→ Problem details:
Review the material line by line. Identify and copy every line that contains the string "Behandlung".

Data records:
____
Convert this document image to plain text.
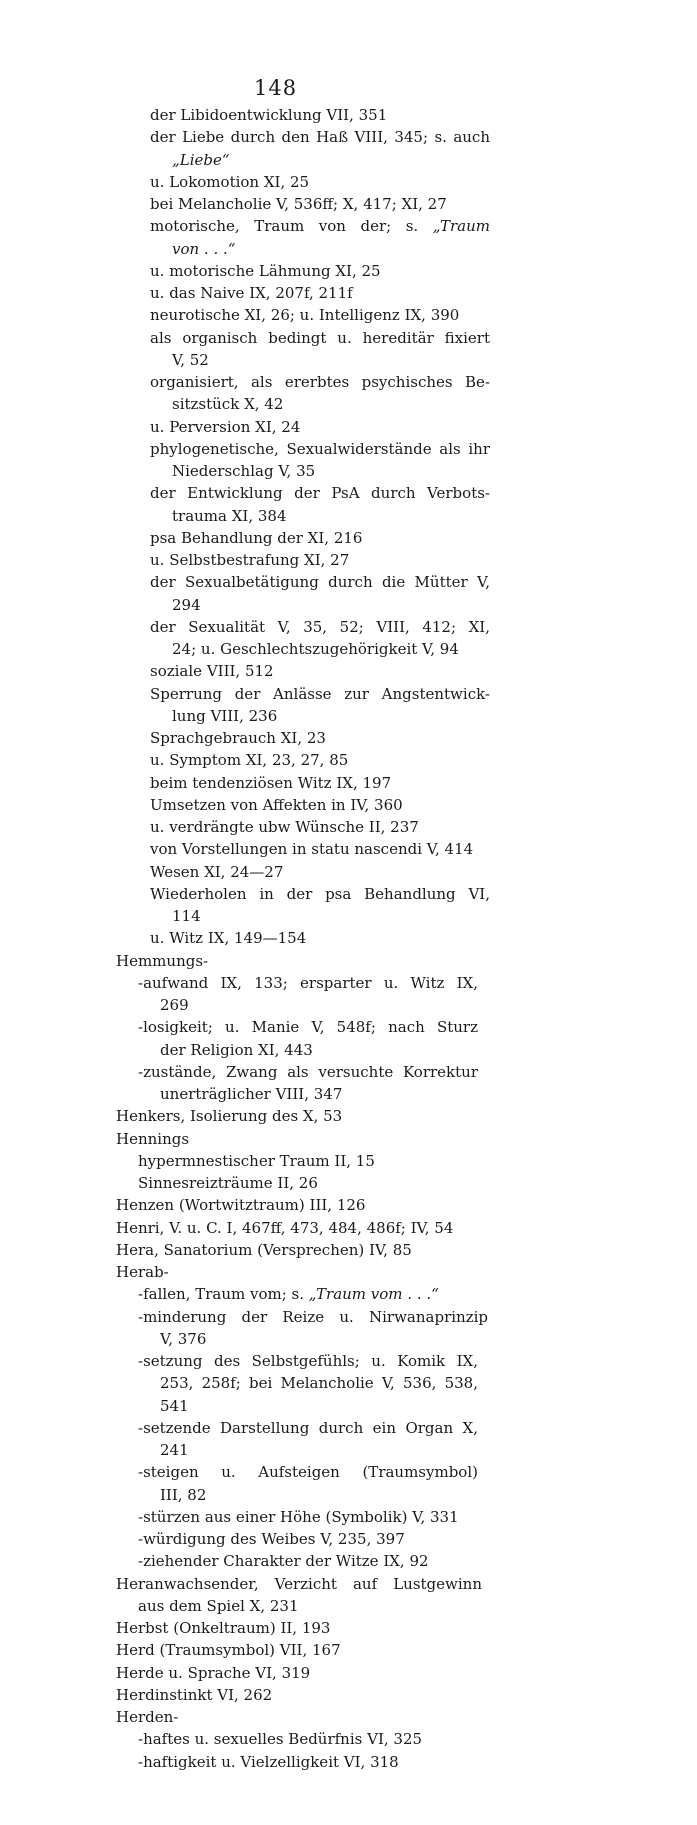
148
der Libidoentwicklung VII, 351
der Liebe durch den Haß VIII, 345; s. auch
„Liebe“
u. Lokomotion XI, 25
bei Melancholie V, 536ff; X, 417; XI, 27
motorische, Traum von der; s. „Traum
von . . .“
u. motorische Lähmung XI, 25
u. das Naive IX, 207f, 211f
neurotische XI, 26; u. Intelligenz IX, 390
als organisch bedingt u. hereditär fixiert
V, 52
organisiert, als ererbtes psychisches Be-
sitzstück X, 42
u. Perversion XI, 24
phylogenetische, Sexualwiderstände als ihr
Niederschlag V, 35
der Entwicklung der PsA durch Verbots-
trauma XI, 384
psa Behandlung der XI, 216
u. Selbstbestrafung XI, 27
der Sexualbetätigung durch die Mütter V,
294
der Sexualität V, 35, 52; VIII, 412; XI,
24; u. Geschlechtszugehörigkeit V, 94
soziale VIII, 512
Sperrung der Anlässe zur Angstentwick-
lung VIII, 236
Sprachgebrauch XI, 23
u. Symptom XI, 23, 27, 85
beim tendenziösen Witz IX, 197
Umsetzen von Affekten in IV, 360
u. verdrängte ubw Wünsche II, 237
von Vorstellungen in statu nascendi V, 414
Wesen XI, 24—27
Wiederholen in der psa Behandlung VI,
114
u. Witz IX, 149—154
Hemmungs-
-aufwand IX, 133; ersparter u. Witz IX,
269
-losigkeit; u. Manie V, 548f; nach Sturz
der Religion XI, 443
-zustände, Zwang als versuchte Korrektur
unerträglicher VIII, 347
Henkers, Isolierung des X, 53
Hennings
hypermnestischer Traum II, 15
Sinnesreizträume II, 26
Henzen (Wortwitztraum) III, 126
Henri, V. u. C. I, 467ff, 473, 484, 486f; IV, 54
Hera, Sanatorium (Versprechen) IV, 85
Herab-
-fallen, Traum vom; s. „Traum vom . . .“
-minderung der Reize u. Nirwanaprinzip
V, 376
-setzung des Selbstgefühls; u. Komik IX,
253, 258f; bei Melancholie V, 536, 538,
541
-setzende Darstellung durch ein Organ X,
241
-steigen u. Aufsteigen (Traumsymbol)
III, 82
-stürzen aus einer Höhe (Symbolik) V, 331
-würdigung des Weibes V, 235, 397
-ziehender Charakter der Witze IX, 92
Heranwachsender, Verzicht auf Lustgewinn
aus dem Spiel X, 231
Herbst (Onkeltraum) II, 193
Herd (Traumsymbol) VII, 167
Herde u. Sprache VI, 319
Herdinstinkt VI, 262
Herden-
-haftes u. sexuelles Bedürfnis VI, 325
-haftigkeit u. Vielzelligkeit VI, 318
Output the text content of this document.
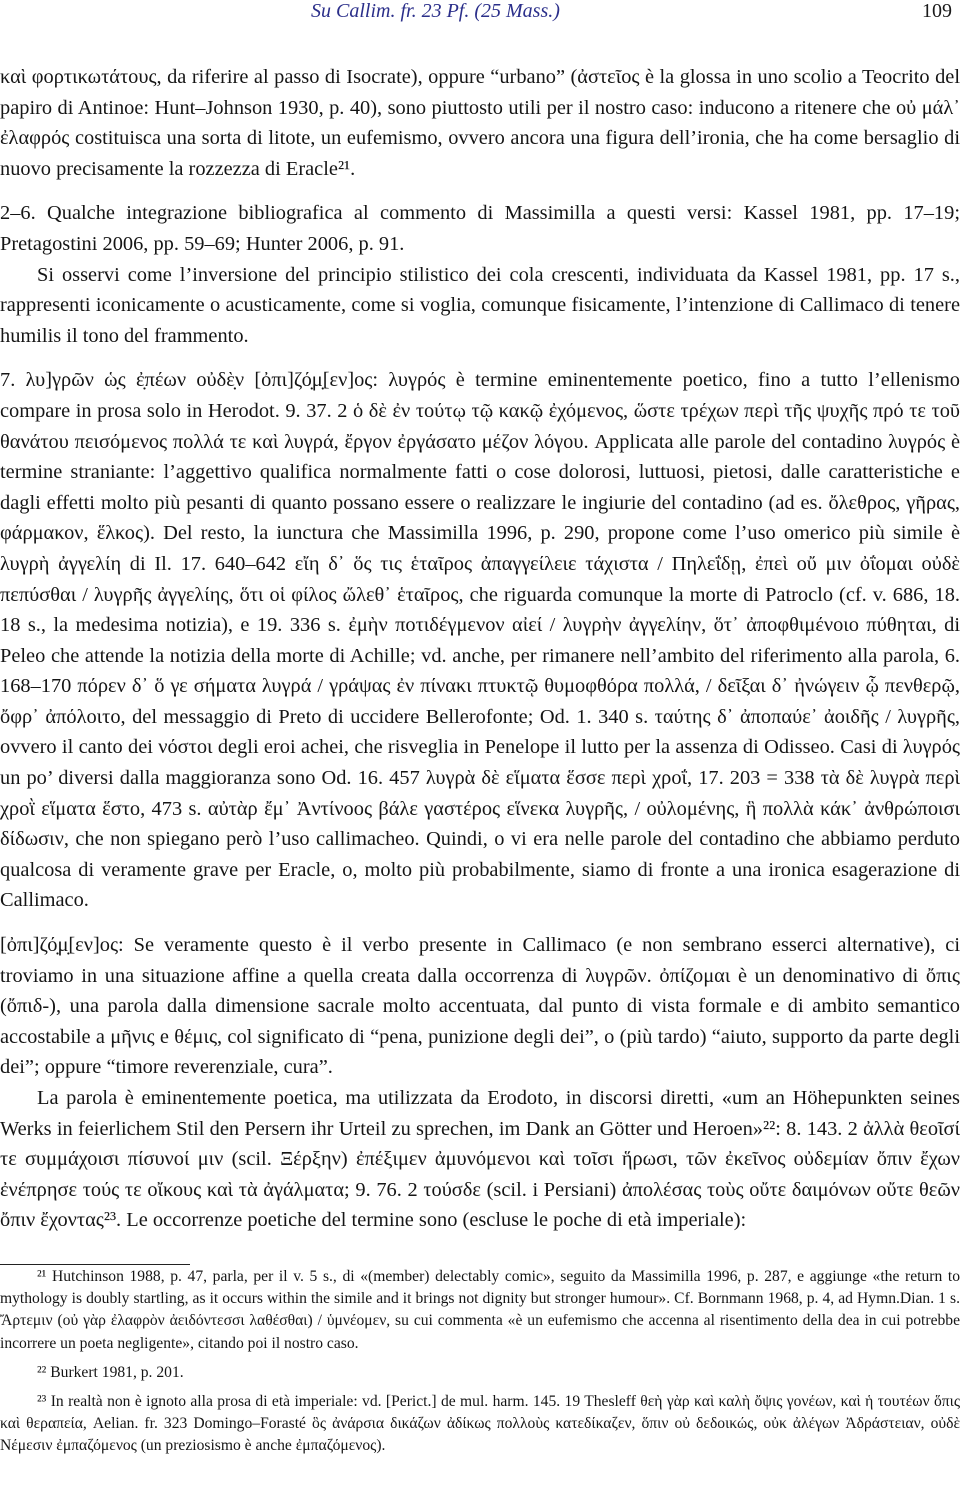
Su Callim. fr. 23 Pf. (25 Mass.)	109

καὶ φορτικωτάτους, da riferire al passo di Isocrate), oppure “urbano” (ἀστεῖος è la glossa in uno scolio a Teocrito del papiro di Antinoe: Hunt–Johnson 1930, p. 40), sono piuttosto utili per il nostro caso: inducono a ritenere che οὐ μάλ᾽ ἐλαφρός costituisca una sorta di litote, un eufemismo, ovvero ancora una figura dell’ironia, che ha come bersaglio di nuovo precisamente la rozzezza di Eracle²¹.

2–6. Qualche integrazione bibliografica al commento di Massimilla a questi versi: Kassel 1981, pp. 17–19; Pretagostini 2006, pp. 59–69; Hunter 2006, p. 91.

Si osservi come l’inversione del principio stilistico dei cola crescenti, individuata da Kassel 1981, pp. 17 s., rappresenti iconicamente o acusticamente, come si voglia, comunque fisicamente, l’intenzione di Callimaco di tenere humilis il tono del frammento.

7. λυ]γρῶν ὡ̣ς ἐ̣πέων οὐδὲ̣ν [ὀπι]ζό̣μ̣[εν]ος: λυγρός è termine eminentemente poetico, fino a tutto l’ellenismo compare in prosa solo in Herodot. 9. 37. 2 ὁ δὲ ἐν τούτῳ τῷ κακῷ ἐχόμενος, ὥστε τρέχων περὶ τῆς ψυχῆς πρό τε τοῦ θανάτου πεισόμενος πολλά τε καὶ λυγρά, ἔργον ἐργάσατο μέζον λόγου. Applicata alle parole del contadino λυγρός è termine straniante: l’aggettivo qualifica normalmente fatti o cose dolorosi, luttuosi, pietosi, dalle caratteristiche e dagli effetti molto più pesanti di quanto possano essere o realizzare le ingiurie del contadino (ad es. ὄλεθρος, γῆρας, φάρμακον, ἕλκος). Del resto, la iunctura che Massimilla 1996, p. 290, propone come l’uso omerico più simile è λυγρὴ ἀγγελίη di Il. 17. 640–642 εἴη δ᾽ ὅς τις ἑταῖρος ἀπαγγείλειε τάχιστα / Πηλεΐδῃ, ἐπεὶ οὔ μιν ὀΐομαι οὐδὲ πεπύσθαι / λυγρῆς ἀγγελίης, ὅτι οἱ φίλος ὤλεθ᾽ ἑταῖρος, che riguarda comunque la morte di Patroclo (cf. v. 686, 18. 18 s., la medesima notizia), e 19. 336 s. ἐμὴν ποτιδέγμενον αἰεί / λυγρὴν ἀγγελίην, ὅτ᾽ ἀποφθιμένοιο πύθηται, di Peleo che attende la notizia della morte di Achille; vd. anche, per rimanere nell’ambito del riferimento alla parola, 6. 168–170 πόρεν δ᾽ ὅ γε σήματα λυγρά / γράψας ἐν πίνακι πτυκτῷ θυμοφθόρα πολλά, / δεῖξαι δ᾽ ἠνώγειν ᾧ πενθερῷ, ὄφρ᾽ ἀπόλοιτο, del messaggio di Preto di uccidere Bellerofonte; Od. 1. 340 s. ταύτης δ᾽ ἀποπαύε᾽ ἀοιδῆς / λυγρῆς, ovvero il canto dei νόστοι degli eroi achei, che risveglia in Penelope il lutto per la assenza di Odisseo. Casi di λυγρός un po’ diversi dalla maggioranza sono Od. 16. 457 λυγρὰ δὲ εἵματα ἕσσε περὶ χροΐ, 17. 203 = 338 τὰ δὲ λυγρὰ περὶ χροῒ εἵματα ἕστο, 473 s. αὐτὰρ ἔμ᾽ Ἀντίνοος βάλε γαστέρος εἵνεκα λυγρῆς, / οὐλομένης, ἣ πολλὰ κάκ᾽ ἀνθρώποισι δίδωσιν, che non spiegano però l’uso callimacheo. Quindi, o vi era nelle parole del contadino che abbiamo perduto qualcosa di veramente grave per Eracle, o, molto più probabilmente, siamo di fronte a una ironica esagerazione di Callimaco.

[ὀπι]ζό̣μ̣[εν]ος: Se veramente questo è il verbo presente in Callimaco (e non sembrano esserci alternative), ci troviamo in una situazione affine a quella creata dalla occorrenza di λυγρῶν. ὀπίζομαι è un denominativo di ὄπις (ὄπιδ-), una parola dalla dimensione sacrale molto accentuata, dal punto di vista formale e di ambito semantico accostabile a μῆνις e θέμις, col significato di “pena, punizione degli dei”, o (più tardo) “aiuto, supporto da parte degli dei”; oppure “timore reverenziale, cura”.

La parola è eminentemente poetica, ma utilizzata da Erodoto, in discorsi diretti, «um an Höhepunkten seines Werks in feierlichem Stil den Persern ihr Urteil zu sprechen, im Dank an Götter und Heroen»²²: 8. 143. 2 ἀλλὰ θεοῖσί τε συμμάχοισι πίσυνοί μιν (scil. Ξέρξην) ἐπέξιμεν ἀμυνόμενοι καὶ τοῖσι ἥρωσι, τῶν ἐκεῖνος οὐδεμίαν ὄπιν ἔχων ἐνέπρησε τούς τε οἴκους καὶ τὰ ἀγάλματα; 9. 76. 2 τούσδε (scil. i Persiani) ἀπολέσας τοὺς οὔτε δαιμόνων οὔτε θεῶν ὄπιν ἔχοντας²³. Le occorrenze poetiche del termine sono (escluse le poche di età imperiale):

²¹ Hutchinson 1988, p. 47, parla, per il v. 5 s., di «(member) delectably comic», seguito da Massimilla 1996, p. 287, e aggiunge «the return to mythology is doubly startling, as it occurs within the simile and it brings not dignity but stronger humour». Cf. Bornmann 1968, p. 4, ad Hymn.Dian. 1 s. Ἄρτεμιν (οὐ γὰρ ἐλαφρὸν ἀειδόντεσσι λαθέσθαι) / ὑμνέομεν, su cui commenta «è un eufemismo che accenna al risentimento della dea in cui potrebbe incorrere un poeta negligente», citando poi il nostro caso.

²² Burkert 1981, p. 201.

²³ In realtà non è ignoto alla prosa di età imperiale: vd. [Perict.] de mul. harm. 145. 19 Thesleff θεὴ γὰρ καὶ καλὴ ὄψις γονέων, καὶ ἡ τουτέων ὅπις καὶ θεραπεία, Aelian. fr. 323 Domingo–Forasté ὃς ἀνάρσια δικάζων ἀδίκως πολλοὺς κατεδίκαζεν, ὅπιν οὐ δεδοικώς, οὐκ ἀλέγων Ἀδράστειαν, οὐδὲ Νέμεσιν ἐμπαζόμενος (un preziosismo è anche ἐμπαζόμενος).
____
→ Written response:
psa Behandlung der XI, 216
Wiederholen in der psa Behandlung VI,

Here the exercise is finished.